[Records from a data source]
○ ○ ○ ○

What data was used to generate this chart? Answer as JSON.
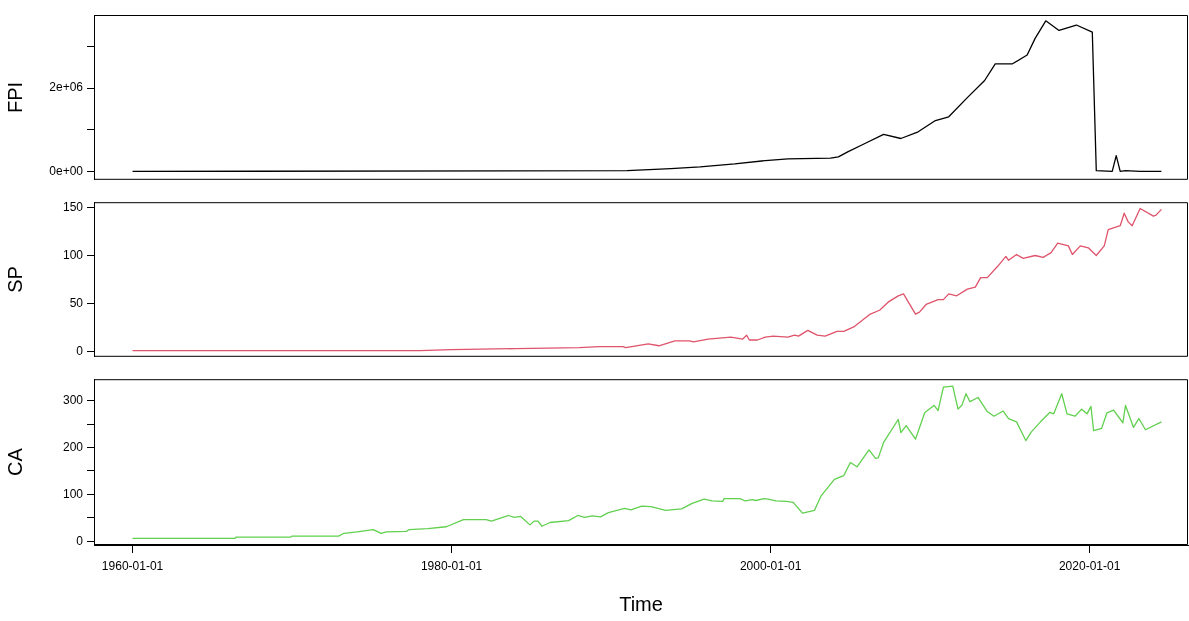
{
  "chart_data": [
    {
      "type": "line",
      "ylabel": "FPI",
      "xlim": [
        "1957-08",
        "2026-03"
      ],
      "ylim": [
        -200000,
        3750000
      ],
      "yticks": [
        {
          "value": 0,
          "label": "0e+00"
        },
        {
          "value": 1000000,
          "label": null
        },
        {
          "value": 2000000,
          "label": "2e+06"
        },
        {
          "value": 3000000,
          "label": null
        }
      ],
      "tick_labels": "y",
      "grid": false,
      "legend": false,
      "series": [
        {
          "color": "#000000",
          "x": [
            "1960-01",
            "1991-01",
            "1993-10",
            "1995-08",
            "1997-10",
            "1999-09",
            "2001-02",
            "2003-10",
            "2004-04",
            "2004-11",
            "2005-10",
            "2007-02",
            "2008-03",
            "2009-04",
            "2010-05",
            "2011-03",
            "2012-05",
            "2013-06",
            "2014-02",
            "2015-03",
            "2016-02",
            "2016-08",
            "2017-04",
            "2018-02",
            "2019-03",
            "2020-03",
            "2020-06",
            "2021-06",
            "2021-09",
            "2021-12",
            "2022-04",
            "2023-03",
            "2024-07"
          ],
          "values": [
            0,
            20000,
            70000,
            110000,
            180000,
            260000,
            300000,
            320000,
            350000,
            470000,
            640000,
            890000,
            790000,
            950000,
            1220000,
            1310000,
            1770000,
            2180000,
            2580000,
            2580000,
            2790000,
            3190000,
            3610000,
            3380000,
            3510000,
            3340000,
            20000,
            0,
            380000,
            0,
            20000,
            0,
            0
          ]
        }
      ]
    },
    {
      "type": "line",
      "ylabel": "SP",
      "xlim": [
        "1957-08",
        "2026-03"
      ],
      "ylim": [
        -5.5,
        155.5
      ],
      "yticks": [
        0,
        50,
        100,
        150
      ],
      "tick_labels": "y",
      "grid": false,
      "legend": false,
      "series": [
        {
          "color": "#df536b",
          "x": [
            "1960-01",
            "1978-01",
            "1980-01",
            "1984-01",
            "1988-01",
            "1989-04",
            "1990-10",
            "1990-12",
            "1992-05",
            "1993-01",
            "1994-01",
            "1994-12",
            "1995-03",
            "1996-02",
            "1997-07",
            "1998-04",
            "1998-07",
            "1998-09",
            "1999-03",
            "1999-09",
            "2000-03",
            "2001-02",
            "2001-07",
            "2001-10",
            "2002-05",
            "2002-12",
            "2003-06",
            "2004-03",
            "2004-08",
            "2005-04",
            "2006-04",
            "2006-11",
            "2007-06",
            "2008-01",
            "2008-05",
            "2009-02",
            "2009-05",
            "2009-10",
            "2010-07",
            "2010-11",
            "2011-03",
            "2011-09",
            "2012-05",
            "2012-11",
            "2013-03",
            "2013-08",
            "2014-04",
            "2014-10",
            "2014-12",
            "2015-06",
            "2015-11",
            "2016-08",
            "2017-02",
            "2017-08",
            "2018-01",
            "2018-09",
            "2018-12",
            "2019-06",
            "2019-12",
            "2020-06",
            "2020-12",
            "2021-03",
            "2021-12",
            "2022-03",
            "2022-06",
            "2022-09",
            "2023-03",
            "2024-01",
            "2024-03",
            "2024-07"
          ],
          "values": [
            1,
            1,
            2,
            3,
            4,
            5,
            5,
            4,
            8,
            6,
            11,
            11,
            10,
            13,
            15,
            13,
            17,
            12,
            12,
            15,
            16,
            15,
            17,
            16,
            22,
            17,
            16,
            21,
            21,
            26,
            39,
            43,
            52,
            58,
            60,
            39,
            41,
            49,
            54,
            54,
            60,
            58,
            65,
            67,
            77,
            77,
            89,
            99,
            95,
            101,
            97,
            100,
            98,
            103,
            113,
            110,
            101,
            110,
            108,
            100,
            110,
            127,
            131,
            144,
            135,
            131,
            149,
            141,
            142,
            148
          ]
        }
      ]
    },
    {
      "type": "line",
      "ylabel": "CA",
      "xlabel": "Time",
      "xlim": [
        "1957-08",
        "2026-03"
      ],
      "ylim": [
        -8,
        346
      ],
      "yticks": [
        0,
        {
          "value": 50,
          "label": null
        },
        100,
        {
          "value": 150,
          "label": null
        },
        200,
        {
          "value": 250,
          "label": null
        },
        300
      ],
      "xticks": [
        "1960-01-01",
        "1980-01-01",
        "2000-01-01",
        "2020-01-01"
      ],
      "grid": false,
      "legend": false,
      "series": [
        {
          "color": "#61d04f",
          "x": [
            "1960-01",
            "1966-06",
            "1966-07",
            "1969-12",
            "1970-01",
            "1972-12",
            "1973-04",
            "1974-02",
            "1975-02",
            "1975-08",
            "1975-12",
            "1977-03",
            "1977-05",
            "1978-07",
            "1979-09",
            "1980-10",
            "1982-03",
            "1982-07",
            "1983-08",
            "1983-12",
            "1984-05",
            "1984-12",
            "1985-03",
            "1985-06",
            "1985-09",
            "1986-03",
            "1987-05",
            "1987-12",
            "1988-05",
            "1988-11",
            "1989-05",
            "1989-11",
            "1990-11",
            "1991-04",
            "1991-12",
            "1992-07",
            "1993-06",
            "1994-06",
            "1995-02",
            "1995-11",
            "1996-05",
            "1997-01",
            "1997-02",
            "1998-02",
            "1998-06",
            "1998-11",
            "1999-02",
            "1999-08",
            "1999-11",
            "2000-05",
            "2001-01",
            "2001-06",
            "2002-01",
            "2002-10",
            "2003-03",
            "2004-01",
            "2004-08",
            "2005-01",
            "2005-06",
            "2006-03",
            "2006-08",
            "2006-10",
            "2007-02",
            "2008-01",
            "2008-03",
            "2008-07",
            "2009-02",
            "2009-09",
            "2010-04",
            "2010-07",
            "2010-11",
            "2011-06",
            "2011-10",
            "2012-01",
            "2012-04",
            "2012-07",
            "2013-01",
            "2013-08",
            "2014-01",
            "2014-08",
            "2014-12",
            "2015-06",
            "2016-01",
            "2016-05",
            "2016-12",
            "2017-07",
            "2017-10",
            "2018-04",
            "2018-08",
            "2019-02",
            "2019-07",
            "2019-11",
            "2020-02",
            "2020-04",
            "2020-10",
            "2021-02",
            "2021-07",
            "2022-02",
            "2022-04",
            "2022-10",
            "2023-02",
            "2023-07",
            "2024-07"
          ],
          "values": [
            6,
            6,
            9,
            9,
            11,
            11,
            17,
            20,
            25,
            17,
            20,
            21,
            25,
            27,
            31,
            46,
            46,
            43,
            55,
            51,
            53,
            35,
            43,
            43,
            32,
            40,
            44,
            55,
            51,
            54,
            52,
            61,
            70,
            67,
            75,
            74,
            66,
            69,
            81,
            90,
            86,
            85,
            91,
            91,
            86,
            89,
            87,
            91,
            90,
            86,
            85,
            83,
            60,
            66,
            97,
            132,
            140,
            168,
            159,
            195,
            177,
            178,
            211,
            260,
            232,
            247,
            218,
            275,
            290,
            279,
            329,
            331,
            282,
            291,
            315,
            298,
            307,
            277,
            267,
            278,
            262,
            255,
            215,
            233,
            255,
            275,
            272,
            315,
            272,
            267,
            282,
            272,
            288,
            236,
            241,
            274,
            280,
            253,
            290,
            243,
            262,
            238,
            255
          ]
        }
      ]
    }
  ]
}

○ ○ ○ ○

EXERCISE DESCRIPTION. Transcribe each entry above exactly, apart from the pictures.

EXERCISE ANSWER.
What data was used to generate this chart? Answer as JSON.
{
  "chart_data": [
    {
      "type": "line",
      "ylabel": "FPI",
      "xlim": [
        "1957-08",
        "2026-03"
      ],
      "ylim": [
        -200000,
        3750000
      ],
      "yticks": [
        {
          "value": 0,
          "label": "0e+00"
        },
        {
          "value": 1000000,
          "label": null
        },
        {
          "value": 2000000,
          "label": "2e+06"
        },
        {
          "value": 3000000,
          "label": null
        }
      ],
      "tick_labels": "y",
      "grid": false,
      "legend": false,
      "series": [
        {
          "color": "#000000",
          "x": [
            "1960-01",
            "1991-01",
            "1993-10",
            "1995-08",
            "1997-10",
            "1999-09",
            "2001-02",
            "2003-10",
            "2004-04",
            "2004-11",
            "2005-10",
            "2007-02",
            "2008-03",
            "2009-04",
            "2010-05",
            "2011-03",
            "2012-05",
            "2013-06",
            "2014-02",
            "2015-03",
            "2016-02",
            "2016-08",
            "2017-04",
            "2018-02",
            "2019-03",
            "2020-03",
            "2020-06",
            "2021-06",
            "2021-09",
            "2021-12",
            "2022-04",
            "2023-03",
            "2024-07"
          ],
          "values": [
            0,
            20000,
            70000,
            110000,
            180000,
            260000,
            300000,
            320000,
            350000,
            470000,
            640000,
            890000,
            790000,
            950000,
            1220000,
            1310000,
            1770000,
            2180000,
            2580000,
            2580000,
            2790000,
            3190000,
            3610000,
            3380000,
            3510000,
            3340000,
            20000,
            0,
            380000,
            0,
            20000,
            0,
            0
          ]
        }
      ]
    },
    {
      "type": "line",
      "ylabel": "SP",
      "xlim": [
        "1957-08",
        "2026-03"
      ],
      "ylim": [
        -5.5,
        155.5
      ],
      "yticks": [
        0,
        50,
        100,
        150
      ],
      "tick_labels": "y",
      "grid": false,
      "legend": false,
      "series": [
        {
          "color": "#df536b",
          "x": [
            "1960-01",
            "1978-01",
            "1980-01",
            "1984-01",
            "1988-01",
            "1989-04",
            "1990-10",
            "1990-12",
            "1992-05",
            "1993-01",
            "1994-01",
            "1994-12",
            "1995-03",
            "1996-02",
            "1997-07",
            "1998-04",
            "1998-07",
            "1998-09",
            "1999-03",
            "1999-09",
            "2000-03",
            "2001-02",
            "2001-07",
            "2001-10",
            "2002-05",
            "2002-12",
            "2003-06",
            "2004-03",
            "2004-08",
            "2005-04",
            "2006-04",
            "2006-11",
            "2007-06",
            "2008-01",
            "2008-05",
            "2009-02",
            "2009-05",
            "2009-10",
            "2010-07",
            "2010-11",
            "2011-03",
            "2011-09",
            "2012-05",
            "2012-11",
            "2013-03",
            "2013-08",
            "2014-04",
            "2014-10",
            "2014-12",
            "2015-06",
            "2015-11",
            "2016-08",
            "2017-02",
            "2017-08",
            "2018-01",
            "2018-09",
            "2018-12",
            "2019-06",
            "2019-12",
            "2020-06",
            "2020-12",
            "2021-03",
            "2021-12",
            "2022-03",
            "2022-06",
            "2022-09",
            "2023-03",
            "2024-01",
            "2024-03",
            "2024-07"
          ],
          "values": [
            1,
            1,
            2,
            3,
            4,
            5,
            5,
            4,
            8,
            6,
            11,
            11,
            10,
            13,
            15,
            13,
            17,
            12,
            12,
            15,
            16,
            15,
            17,
            16,
            22,
            17,
            16,
            21,
            21,
            26,
            39,
            43,
            52,
            58,
            60,
            39,
            41,
            49,
            54,
            54,
            60,
            58,
            65,
            67,
            77,
            77,
            89,
            99,
            95,
            101,
            97,
            100,
            98,
            103,
            113,
            110,
            101,
            110,
            108,
            100,
            110,
            127,
            131,
            144,
            135,
            131,
            149,
            141,
            142,
            148
          ]
        }
      ]
    },
    {
      "type": "line",
      "ylabel": "CA",
      "xlabel": "Time",
      "xlim": [
        "1957-08",
        "2026-03"
      ],
      "ylim": [
        -8,
        346
      ],
      "yticks": [
        0,
        {
          "value": 50,
          "label": null
        },
        100,
        {
          "value": 150,
          "label": null
        },
        200,
        {
          "value": 250,
          "label": null
        },
        300
      ],
      "xticks": [
        "1960-01-01",
        "1980-01-01",
        "2000-01-01",
        "2020-01-01"
      ],
      "grid": false,
      "legend": false,
      "series": [
        {
          "color": "#61d04f",
          "x": [
            "1960-01",
            "1966-06",
            "1966-07",
            "1969-12",
            "1970-01",
            "1972-12",
            "1973-04",
            "1974-02",
            "1975-02",
            "1975-08",
            "1975-12",
            "1977-03",
            "1977-05",
            "1978-07",
            "1979-09",
            "1980-10",
            "1982-03",
            "1982-07",
            "1983-08",
            "1983-12",
            "1984-05",
            "1984-12",
            "1985-03",
            "1985-06",
            "1985-09",
            "1986-03",
            "1987-05",
            "1987-12",
            "1988-05",
            "1988-11",
            "1989-05",
            "1989-11",
            "1990-11",
            "1991-04",
            "1991-12",
            "1992-07",
            "1993-06",
            "1994-06",
            "1995-02",
            "1995-11",
            "1996-05",
            "1997-01",
            "1997-02",
            "1998-02",
            "1998-06",
            "1998-11",
            "1999-02",
            "1999-08",
            "1999-11",
            "2000-05",
            "2001-01",
            "2001-06",
            "2002-01",
            "2002-10",
            "2003-03",
            "2004-01",
            "2004-08",
            "2005-01",
            "2005-06",
            "2006-03",
            "2006-08",
            "2006-10",
            "2007-02",
            "2008-01",
            "2008-03",
            "2008-07",
            "2009-02",
            "2009-09",
            "2010-04",
            "2010-07",
            "2010-11",
            "2011-06",
            "2011-10",
            "2012-01",
            "2012-04",
            "2012-07",
            "2013-01",
            "2013-08",
            "2014-01",
            "2014-08",
            "2014-12",
            "2015-06",
            "2016-01",
            "2016-05",
            "2016-12",
            "2017-07",
            "2017-10",
            "2018-04",
            "2018-08",
            "2019-02",
            "2019-07",
            "2019-11",
            "2020-02",
            "2020-04",
            "2020-10",
            "2021-02",
            "2021-07",
            "2022-02",
            "2022-04",
            "2022-10",
            "2023-02",
            "2023-07",
            "2024-07"
          ],
          "values": [
            6,
            6,
            9,
            9,
            11,
            11,
            17,
            20,
            25,
            17,
            20,
            21,
            25,
            27,
            31,
            46,
            46,
            43,
            55,
            51,
            53,
            35,
            43,
            43,
            32,
            40,
            44,
            55,
            51,
            54,
            52,
            61,
            70,
            67,
            75,
            74,
            66,
            69,
            81,
            90,
            86,
            85,
            91,
            91,
            86,
            89,
            87,
            91,
            90,
            86,
            85,
            83,
            60,
            66,
            97,
            132,
            140,
            168,
            159,
            195,
            177,
            178,
            211,
            260,
            232,
            247,
            218,
            275,
            290,
            279,
            329,
            331,
            282,
            291,
            315,
            298,
            307,
            277,
            267,
            278,
            262,
            255,
            215,
            233,
            255,
            275,
            272,
            315,
            272,
            267,
            282,
            272,
            288,
            236,
            241,
            274,
            280,
            253,
            290,
            243,
            262,
            238,
            255
          ]
        }
      ]
    }
  ]
}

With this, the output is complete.